* _TO DO_:
Reproduce the records below in their entirety, character for character.

* _RECORDS TO PROCESS_:
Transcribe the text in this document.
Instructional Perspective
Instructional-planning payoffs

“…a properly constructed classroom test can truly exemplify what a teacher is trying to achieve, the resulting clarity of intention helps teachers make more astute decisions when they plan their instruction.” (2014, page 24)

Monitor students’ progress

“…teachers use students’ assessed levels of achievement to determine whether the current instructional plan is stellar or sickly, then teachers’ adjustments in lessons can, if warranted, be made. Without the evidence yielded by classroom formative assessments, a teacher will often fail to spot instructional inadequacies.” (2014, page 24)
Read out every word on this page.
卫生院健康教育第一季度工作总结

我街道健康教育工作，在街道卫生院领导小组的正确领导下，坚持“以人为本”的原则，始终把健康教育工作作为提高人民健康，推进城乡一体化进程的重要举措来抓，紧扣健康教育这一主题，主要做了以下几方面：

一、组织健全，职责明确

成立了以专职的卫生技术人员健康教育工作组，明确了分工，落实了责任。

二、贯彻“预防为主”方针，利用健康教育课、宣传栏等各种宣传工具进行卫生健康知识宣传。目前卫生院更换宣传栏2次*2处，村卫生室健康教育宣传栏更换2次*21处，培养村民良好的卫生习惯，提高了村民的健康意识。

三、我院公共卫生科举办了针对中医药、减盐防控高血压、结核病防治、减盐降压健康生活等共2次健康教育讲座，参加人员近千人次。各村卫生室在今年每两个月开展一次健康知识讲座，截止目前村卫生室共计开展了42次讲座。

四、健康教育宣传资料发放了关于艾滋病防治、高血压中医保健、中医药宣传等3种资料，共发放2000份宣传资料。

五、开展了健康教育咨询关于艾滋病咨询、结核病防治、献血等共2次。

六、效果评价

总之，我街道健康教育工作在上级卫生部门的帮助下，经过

* _OUTPUT BELOW_:
Transcribe the text in this document.
Instructional Perspective
Instructional-planning payoffs

“…a properly constructed classroom test can truly exemplify what a teacher is trying to achieve, the resulting clarity of intention helps teachers make more astute decisions when they plan their instruction.” (2014, page 24)

Monitor students’ progress

“…teachers use students’ assessed levels of achievement to determine whether the current instructional plan is stellar or sickly, then teachers’ adjustments in lessons can, if warranted, be made. Without the evidence yielded by classroom formative assessments, a teacher will often fail to spot instructional inadequacies.” (2014, page 24)
Read out every word on this page.
卫生院健康教育第一季度工作总结

我街道健康教育工作，在街道卫生院领导小组的正确领导下，坚持“以人为本”的原则，始终把健康教育工作作为提高人民健康，推进城乡一体化进程的重要举措来抓，紧扣健康教育这一主题，主要做了以下几方面：

一、组织健全，职责明确

成立了以专职的卫生技术人员健康教育工作组，明确了分工，落实了责任。

二、贯彻“预防为主”方针，利用健康教育课、宣传栏等各种宣传工具进行卫生健康知识宣传。目前卫生院更换宣传栏2次*2处，村卫生室健康教育宣传栏更换2次*21处，培养村民良好的卫生习惯，提高了村民的健康意识。

三、我院公共卫生科举办了针对中医药、减盐防控高血压、结核病防治、减盐降压健康生活等共2次健康教育讲座，参加人员近千人次。各村卫生室在今年每两个月开展一次健康知识讲座，截止目前村卫生室共计开展了42次讲座。

四、健康教育宣传资料发放了关于艾滋病防治、高血压中医保健、中医药宣传等3种资料，共发放2000份宣传资料。

五、开展了健康教育咨询关于艾滋病咨询、结核病防治、献血等共2次。

六、效果评价

总之，我街道健康教育工作在上级卫生部门的帮助下，经过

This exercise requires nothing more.